Dataset excerpt
** Begin **

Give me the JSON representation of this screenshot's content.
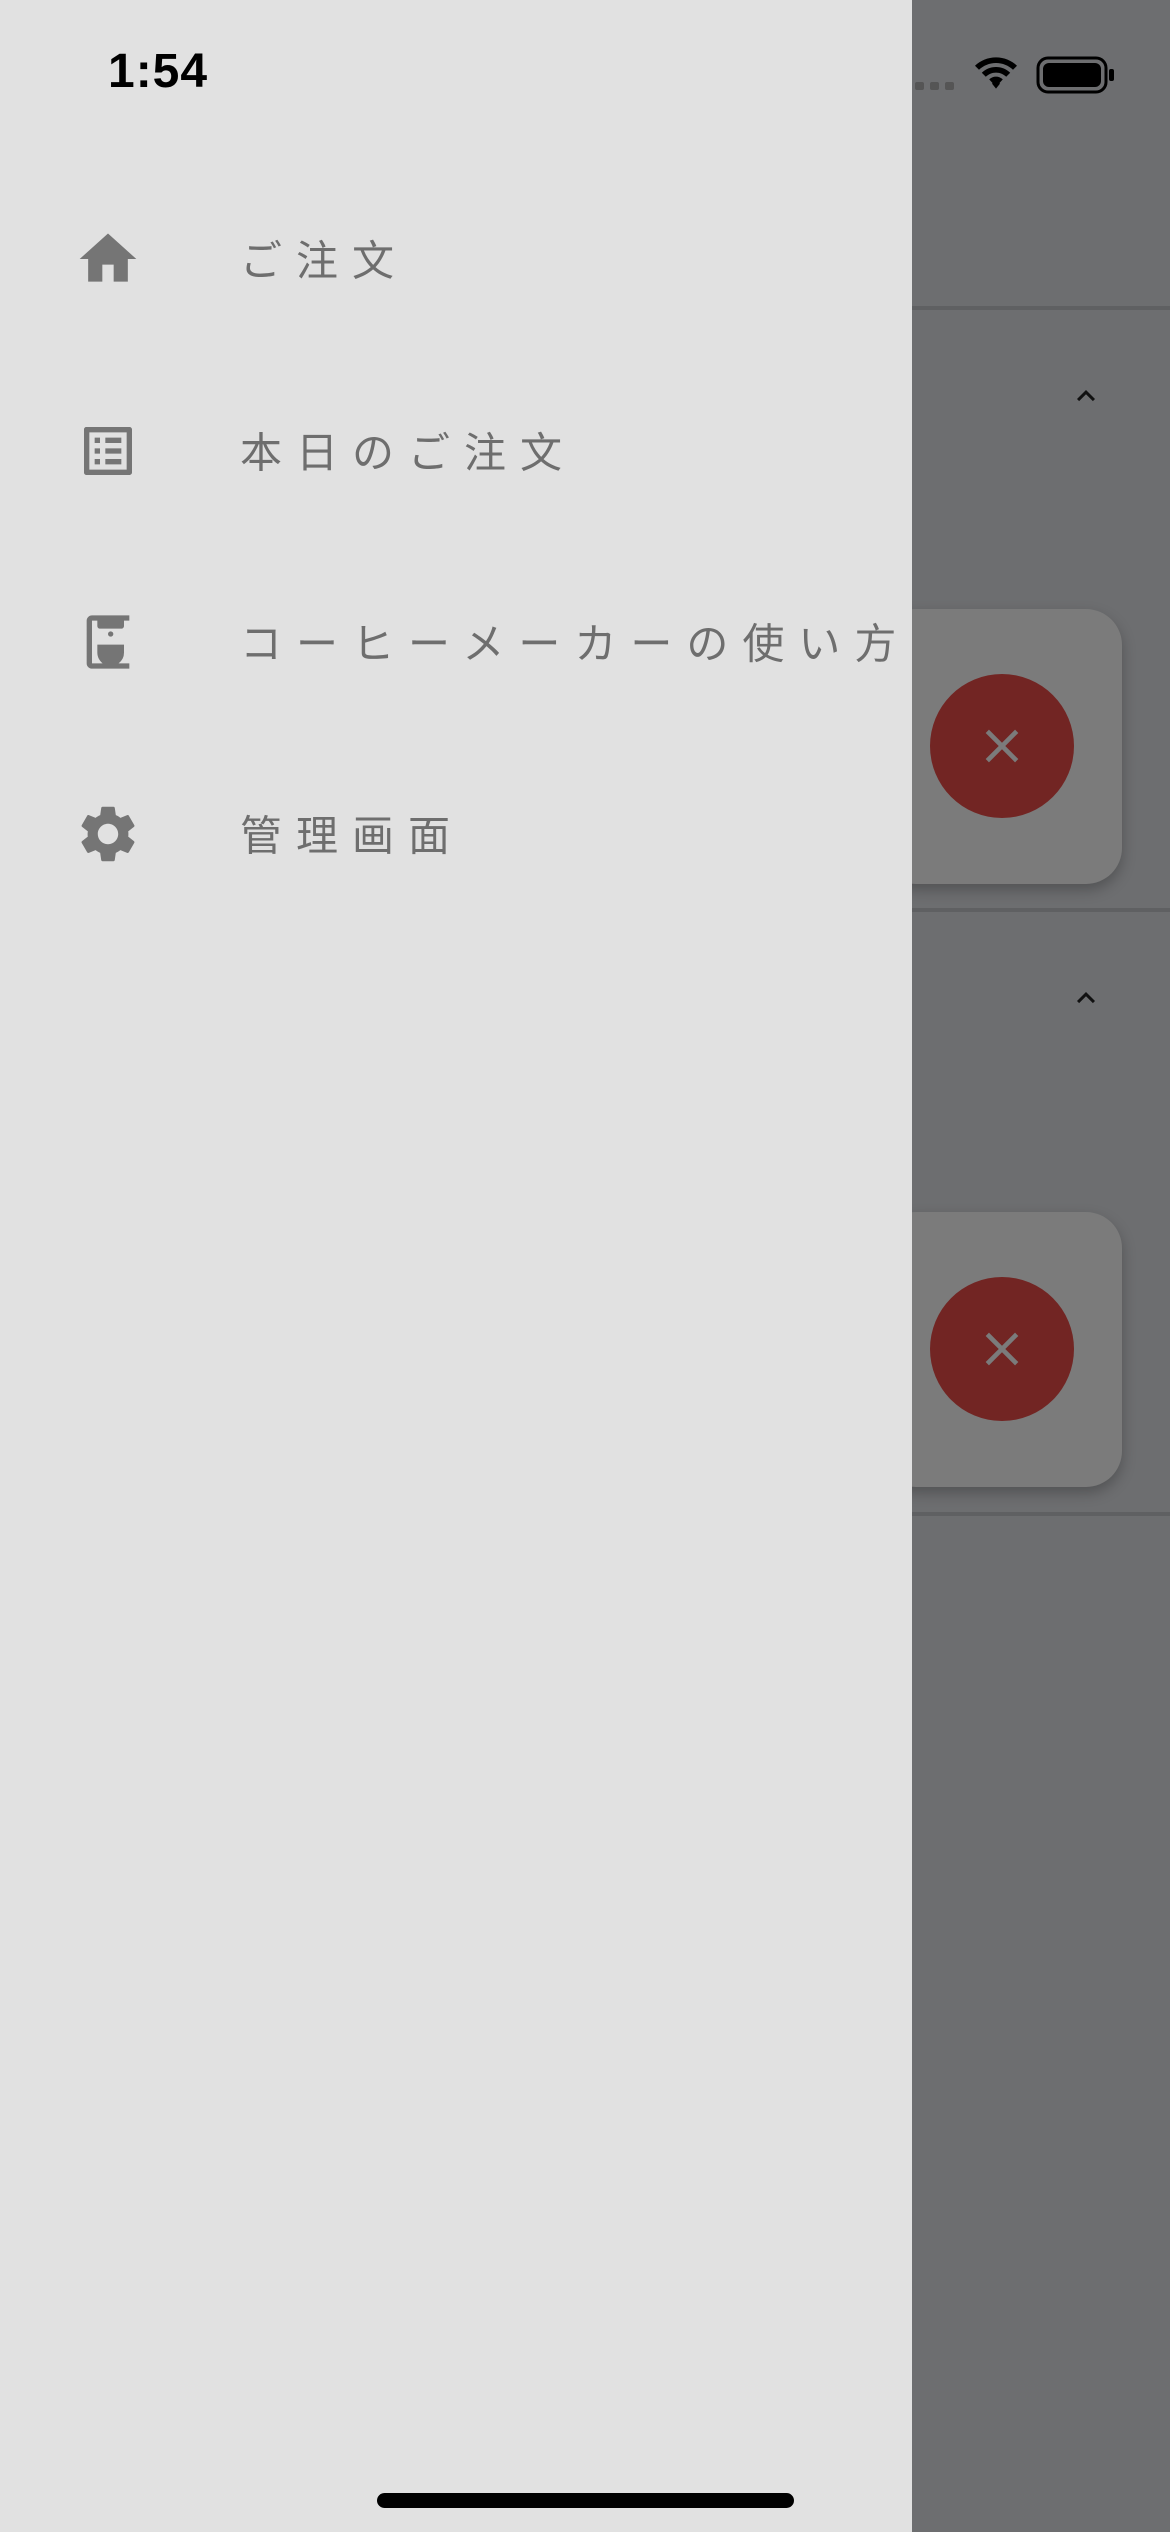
{
  "status_bar": {
    "time": "1:54",
    "icons": [
      "cellular-signal-icon",
      "wifi-icon",
      "battery-icon"
    ]
  },
  "drawer": {
    "menu": [
      {
        "icon": "home-icon",
        "label": "ご注文"
      },
      {
        "icon": "list-icon",
        "label": "本日のご注文"
      },
      {
        "icon": "coffee-maker-icon",
        "label": "コーヒーメーカーの使い方"
      },
      {
        "icon": "gear-icon",
        "label": "管理画面"
      }
    ]
  },
  "background": {
    "chevron_icon": "chevron-up-icon",
    "cancel_icon": "close-icon"
  },
  "colors": {
    "drawer_bg": "#e1e1e1",
    "scrim_bg": "#6d6e70",
    "icon_gray": "#757575",
    "cancel_red": "#722523"
  }
}
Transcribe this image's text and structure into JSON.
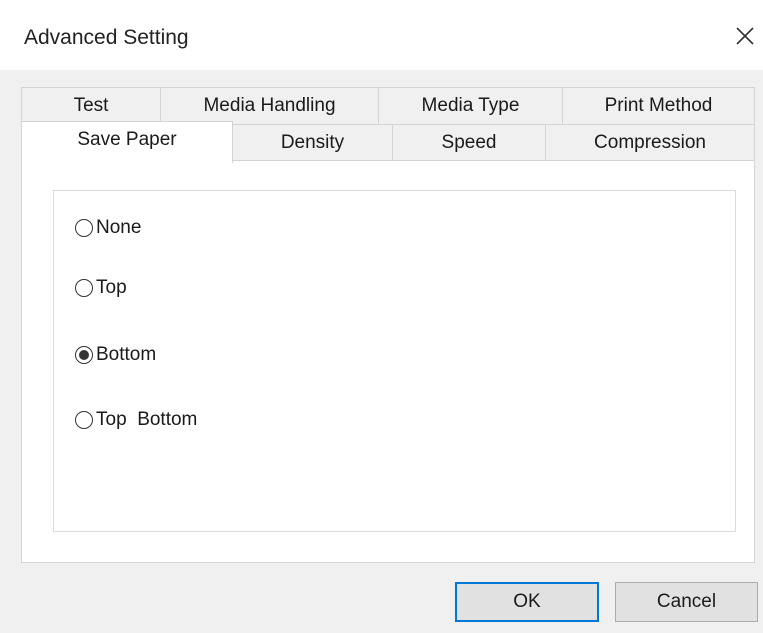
{
  "window": {
    "title": "Advanced Setting",
    "close_glyph": "×"
  },
  "tabs": {
    "row1": [
      "Test",
      "Media Handling",
      "Media Type",
      "Print Method"
    ],
    "row2": [
      "Save Paper",
      "Density",
      "Speed",
      "Compression"
    ],
    "selected": "Save Paper"
  },
  "options": {
    "items": [
      {
        "label": "None",
        "checked": false
      },
      {
        "label": "Top",
        "checked": false
      },
      {
        "label": "Bottom",
        "checked": true
      },
      {
        "label": "Top  Bottom",
        "checked": false
      }
    ]
  },
  "buttons": {
    "ok": "OK",
    "cancel": "Cancel"
  },
  "colors": {
    "default_button_border": "#0078d7",
    "client_background": "#f0f0f0"
  },
  "icons": {
    "close": "close-icon"
  }
}
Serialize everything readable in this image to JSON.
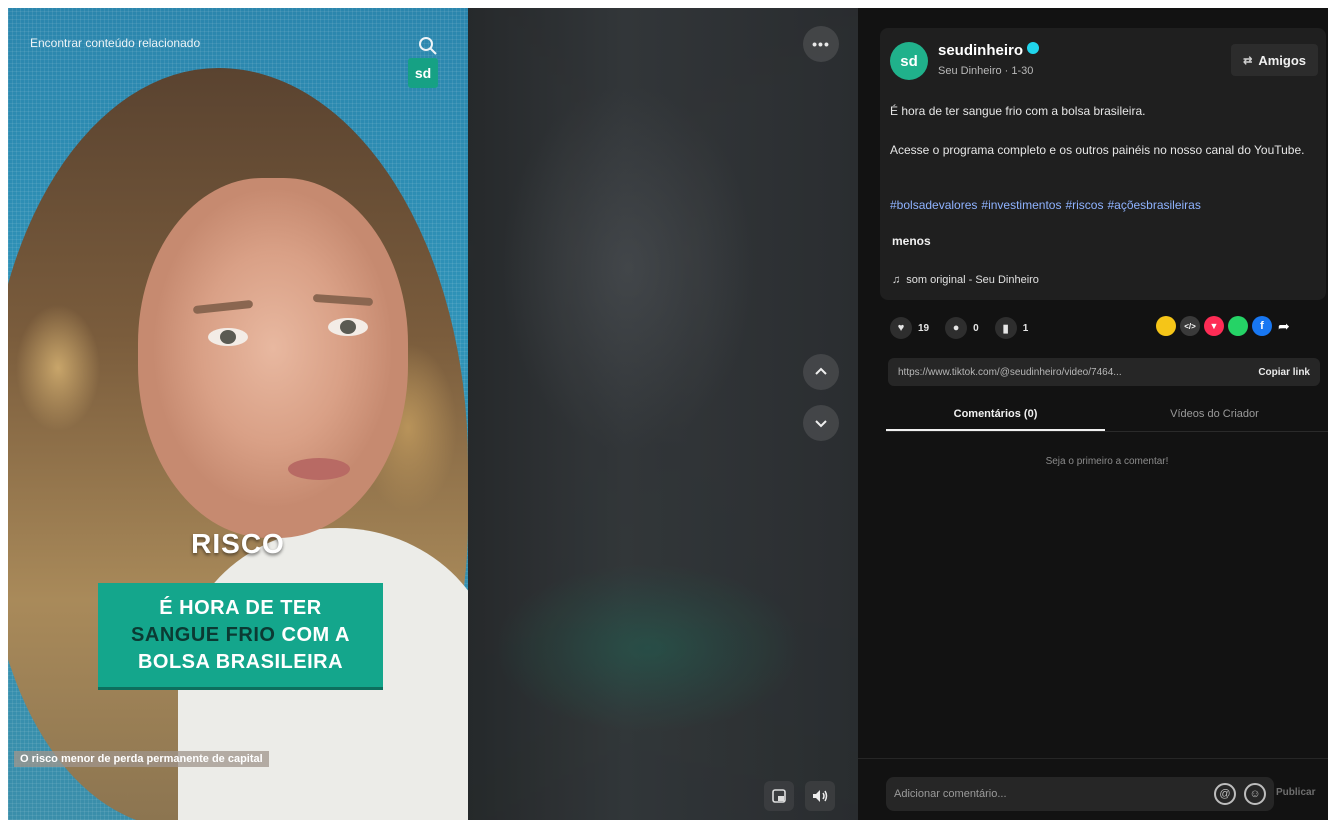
{
  "video": {
    "search_text": "Encontrar conteúdo relacionado",
    "badge_logo": "sd",
    "caption_top": "RISCO",
    "caption_line1": "É HORA DE TER",
    "caption_line2_highlight": "SANGUE FRIO",
    "caption_line2_rest": " COM A",
    "caption_line3": "BOLSA BRASILEIRA",
    "sub_label": "O risco menor de perda permanente de capital",
    "more_label": "•••"
  },
  "post": {
    "avatar": "sd",
    "username": "seudinheiro",
    "subline": "Seu Dinheiro · 1-30",
    "friends_label": "Amigos",
    "description_1": "É hora de ter sangue frio com a bolsa brasileira.",
    "description_2": "Acesse o programa completo e os outros painéis no nosso canal do YouTube.",
    "hashtags": [
      "#bolsadevalores",
      "#investimentos",
      "#riscos",
      "#açõesbrasileiras"
    ],
    "less_label": "menos",
    "sound": "som original - Seu Dinheiro"
  },
  "stats": {
    "likes": "19",
    "comments": "0",
    "saves": "1"
  },
  "share": {
    "colors": [
      "#f5c518",
      "#3a3a3a",
      "#fe2c55",
      "#25d366",
      "#1877f2"
    ],
    "icons": [
      "friends-share-icon",
      "embed-icon",
      "tiktok-repost-icon",
      "whatsapp-icon",
      "facebook-icon"
    ],
    "glyphs": [
      "•",
      "</>",
      "▼",
      "●",
      "f"
    ]
  },
  "link": {
    "url": "https://www.tiktok.com/@seudinheiro/video/7464...",
    "copy_label": "Copiar link"
  },
  "tabs": {
    "comments": "Comentários (0)",
    "creator_videos": "Vídeos do Criador"
  },
  "comments": {
    "empty": "Seja o primeiro a comentar!",
    "placeholder": "Adicionar comentário...",
    "post_label": "Publicar"
  }
}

** End **

▶ [CHALLENGE]: Extract each line from the listing that holds the word "seudinheiro".

▶ [SOLVED EXERCISE]:
    "username": "seudinheiro",
    "url": "https://www.tiktok.com/@seudinheiro/video/7464...",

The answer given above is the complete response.